**Work instructions**
Identify every line of the records that contains the word "Apps", and copy each one. Case counts.

[Element and region records]
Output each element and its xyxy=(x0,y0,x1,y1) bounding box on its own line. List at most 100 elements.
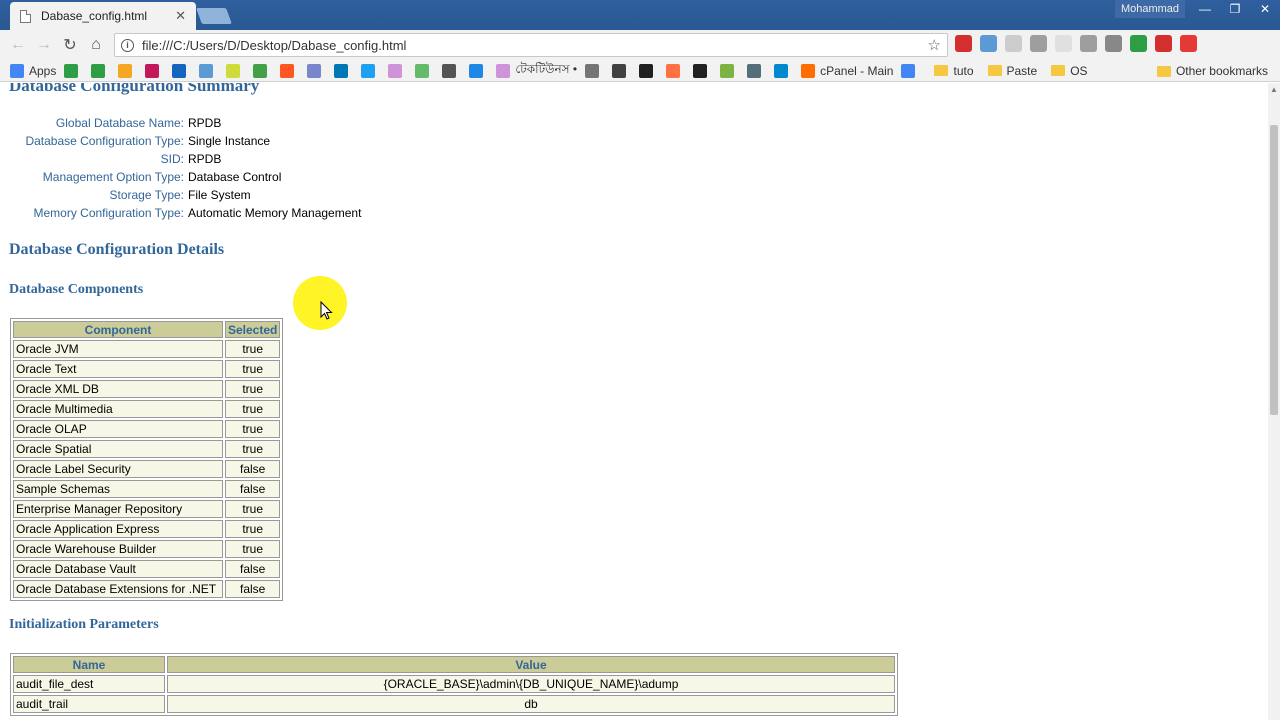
scrollbar-thumb[interactable] xyxy=(1270,125,1278,415)
bookmark-item[interactable] xyxy=(388,63,407,78)
param-value: {ORACLE_BASE}\admin\{DB_UNIQUE_NAME}\adu… xyxy=(167,675,895,693)
window-close-icon[interactable]: ✕ xyxy=(1250,0,1280,18)
bookmark-item[interactable]: Apps xyxy=(10,63,56,78)
bookmark-favicon-icon xyxy=(666,63,681,78)
bookmark-item[interactable] xyxy=(639,63,658,78)
bookmark-folder[interactable]: OS xyxy=(1051,63,1088,78)
back-icon[interactable]: ← xyxy=(5,32,31,58)
bookmark-item[interactable] xyxy=(361,63,380,78)
url-text[interactable]: file:///C:/Users/D/Desktop/Dabase_config… xyxy=(142,38,928,53)
bookmark-folder-label: OS xyxy=(1070,63,1088,78)
address-bar[interactable]: i file:///C:/Users/D/Desktop/Dabase_conf… xyxy=(114,33,948,57)
component-selected: true xyxy=(225,380,281,398)
extension-icon[interactable] xyxy=(1130,35,1147,52)
component-name: Oracle Label Security xyxy=(13,460,223,478)
bookmark-folder[interactable]: Paste xyxy=(987,64,1037,78)
column-header-selected: Selected xyxy=(225,321,281,338)
bookmark-item[interactable] xyxy=(64,63,83,78)
forward-icon[interactable]: → xyxy=(31,32,57,58)
component-name: Oracle Multimedia xyxy=(13,400,223,418)
browser-toolbar: ← → ↻ ⌂ i file:///C:/Users/D/Desktop/Dab… xyxy=(0,30,1280,60)
browser-tab[interactable]: Dabase_config.html ✕ xyxy=(10,2,196,30)
table-row: Oracle XML DB true xyxy=(13,380,281,398)
bookmark-item[interactable] xyxy=(280,63,299,78)
home-icon[interactable]: ⌂ xyxy=(83,32,109,58)
other-bookmarks[interactable]: Other bookmarks xyxy=(1156,64,1268,78)
page-viewport: Database Configuration Summary Global Da… xyxy=(0,83,1268,720)
bookmark-favicon-icon xyxy=(199,63,214,78)
component-name: Oracle Warehouse Builder xyxy=(13,540,223,558)
table-row: Oracle Multimedia true xyxy=(13,400,281,418)
minimize-icon[interactable]: — xyxy=(1190,0,1220,18)
extension-icon[interactable] xyxy=(1005,35,1022,52)
column-header-component: Component xyxy=(13,321,223,338)
bookmark-label: টেকটিউনস • xyxy=(515,61,578,76)
bookmark-item[interactable] xyxy=(774,63,793,78)
scroll-up-icon[interactable]: ▲ xyxy=(1268,83,1280,95)
component-selected: true xyxy=(225,340,281,358)
bookmark-item[interactable] xyxy=(693,63,712,78)
extension-icon[interactable] xyxy=(1180,35,1197,52)
bookmark-favicon-icon xyxy=(118,63,133,78)
extension-icon[interactable] xyxy=(1055,35,1072,52)
bookmark-item[interactable] xyxy=(145,63,164,78)
init-params-heading: Initialization Parameters xyxy=(9,617,159,632)
component-selected: true xyxy=(225,420,281,438)
bookmark-favicon-icon xyxy=(361,63,376,78)
bookmark-favicon-icon xyxy=(253,63,268,78)
bookmark-item[interactable] xyxy=(666,63,685,78)
bookmark-item[interactable] xyxy=(226,63,245,78)
profile-button[interactable]: Mohammad xyxy=(1115,0,1185,18)
restore-icon[interactable]: ❐ xyxy=(1220,0,1250,18)
bookmark-star-icon[interactable]: ☆ xyxy=(928,36,941,54)
new-tab-button[interactable] xyxy=(196,8,232,24)
bookmark-folder[interactable]: tuto xyxy=(934,64,974,78)
tab-close-icon[interactable]: ✕ xyxy=(175,8,186,24)
bookmark-item[interactable] xyxy=(415,63,434,78)
bookmark-item[interactable] xyxy=(118,63,137,78)
bookmark-item[interactable] xyxy=(442,63,461,78)
vertical-scrollbar[interactable]: ▲ xyxy=(1268,83,1280,720)
summary-value: File System xyxy=(188,188,251,202)
bookmark-item[interactable] xyxy=(172,63,191,78)
extension-icon[interactable] xyxy=(980,35,997,52)
bookmark-item[interactable] xyxy=(469,63,488,78)
table-row: Oracle Spatial true xyxy=(13,440,281,458)
component-selected: true xyxy=(225,360,281,378)
summary-value: Automatic Memory Management xyxy=(188,206,362,220)
bookmark-favicon-icon xyxy=(226,63,241,78)
summary-row: Storage Type: File System xyxy=(0,186,361,204)
bookmark-item[interactable] xyxy=(334,63,353,78)
bookmark-item[interactable] xyxy=(747,63,766,78)
bookmark-favicon-icon xyxy=(747,63,762,78)
column-header-value: Value xyxy=(167,656,895,673)
component-selected: false xyxy=(225,460,281,478)
bookmark-item[interactable] xyxy=(199,63,218,78)
bookmark-item[interactable] xyxy=(901,63,920,78)
bookmark-favicon-icon xyxy=(469,63,484,78)
extension-icon[interactable] xyxy=(955,35,972,52)
bookmark-favicon-icon xyxy=(307,63,322,78)
summary-row: Management Option Type: Database Control xyxy=(0,168,361,186)
bookmark-item[interactable]: cPanel - Main xyxy=(801,63,893,78)
table-row: Oracle OLAP true xyxy=(13,420,281,438)
component-selected: false xyxy=(225,560,281,578)
summary-key: Management Option Type: xyxy=(42,170,184,184)
bookmark-item[interactable] xyxy=(720,63,739,78)
info-icon[interactable]: i xyxy=(121,38,134,52)
extension-icon[interactable] xyxy=(1105,35,1122,52)
extension-icon[interactable] xyxy=(1030,35,1047,52)
extension-icon[interactable] xyxy=(1080,35,1097,52)
param-name: audit_file_dest xyxy=(13,675,165,693)
bookmark-item[interactable] xyxy=(253,63,272,78)
bookmark-folders: tuto Paste OS xyxy=(928,64,1095,78)
bookmark-list: Apps টেকটিউনস • cPanel - Main xyxy=(0,61,928,81)
bookmark-item[interactable] xyxy=(307,63,326,78)
bookmark-item[interactable]: টেকটিউনস • xyxy=(496,61,577,81)
bookmark-item[interactable] xyxy=(91,63,110,78)
bookmark-item[interactable] xyxy=(612,63,631,78)
reload-icon[interactable]: ↻ xyxy=(57,32,83,58)
bookmark-item[interactable] xyxy=(585,63,604,78)
folder-icon xyxy=(934,65,949,76)
extension-icon[interactable] xyxy=(1155,35,1172,52)
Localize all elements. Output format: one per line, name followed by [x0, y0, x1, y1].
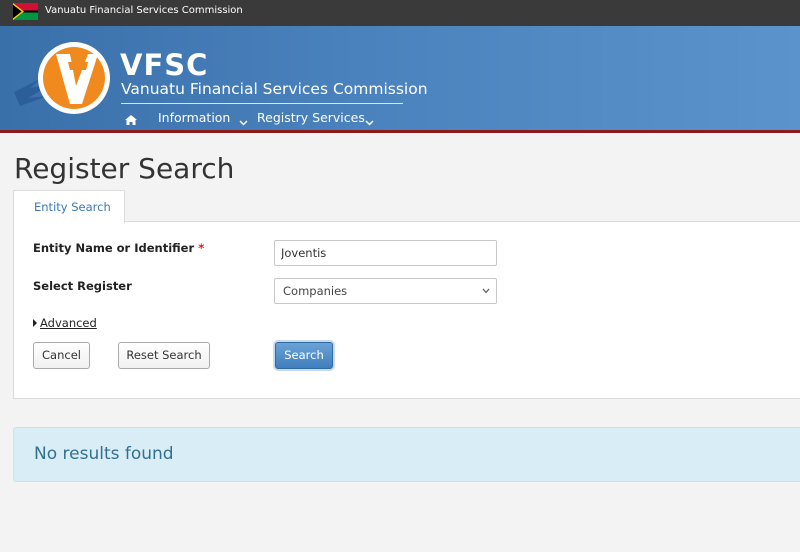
reset-search-button[interactable]: Reset Search	[118, 342, 210, 369]
search-button[interactable]: Search	[275, 342, 333, 369]
advanced-link[interactable]: Advanced	[40, 316, 97, 330]
brand-name: VFSC	[120, 48, 209, 82]
chevron-down-icon[interactable]	[365, 112, 374, 126]
page-title: Register Search	[14, 152, 235, 185]
nav-information[interactable]: Information	[158, 110, 230, 126]
entity-name-label: Entity Name or Identifier *	[33, 241, 204, 255]
chevron-down-icon	[482, 288, 490, 294]
register-selected-value: Companies	[283, 284, 348, 298]
brand-divider	[121, 103, 403, 104]
results-alert: No results found	[13, 427, 800, 482]
header-divider	[0, 130, 800, 133]
vfsc-logo-icon[interactable]	[12, 40, 112, 120]
home-icon[interactable]	[124, 111, 138, 125]
required-mark: *	[198, 241, 205, 255]
top-bar: Vanuatu Financial Services Commission	[0, 0, 800, 26]
register-select[interactable]: Companies	[274, 278, 497, 304]
nav-registry-services[interactable]: Registry Services	[257, 110, 365, 126]
tab-label: Entity Search	[34, 200, 111, 214]
vanuatu-flag-icon	[13, 3, 38, 20]
caret-right-icon	[33, 319, 37, 327]
topbar-title: Vanuatu Financial Services Commission	[45, 5, 243, 16]
brand-subtitle: Vanuatu Financial Services Commission	[121, 80, 428, 98]
tab-entity-search[interactable]: Entity Search	[13, 190, 125, 223]
select-register-label: Select Register	[33, 279, 132, 293]
cancel-button[interactable]: Cancel	[33, 342, 90, 369]
entity-name-label-text: Entity Name or Identifier	[33, 241, 195, 255]
chevron-down-icon[interactable]	[239, 112, 248, 126]
entity-name-input[interactable]	[274, 240, 497, 266]
no-results-message: No results found	[34, 444, 174, 464]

**Task response**
bookmark-item[interactable]: Apps xyxy=(10,63,56,78)
bookmark-list: Apps টেকটিউনস • cPanel - Main xyxy=(0,61,928,81)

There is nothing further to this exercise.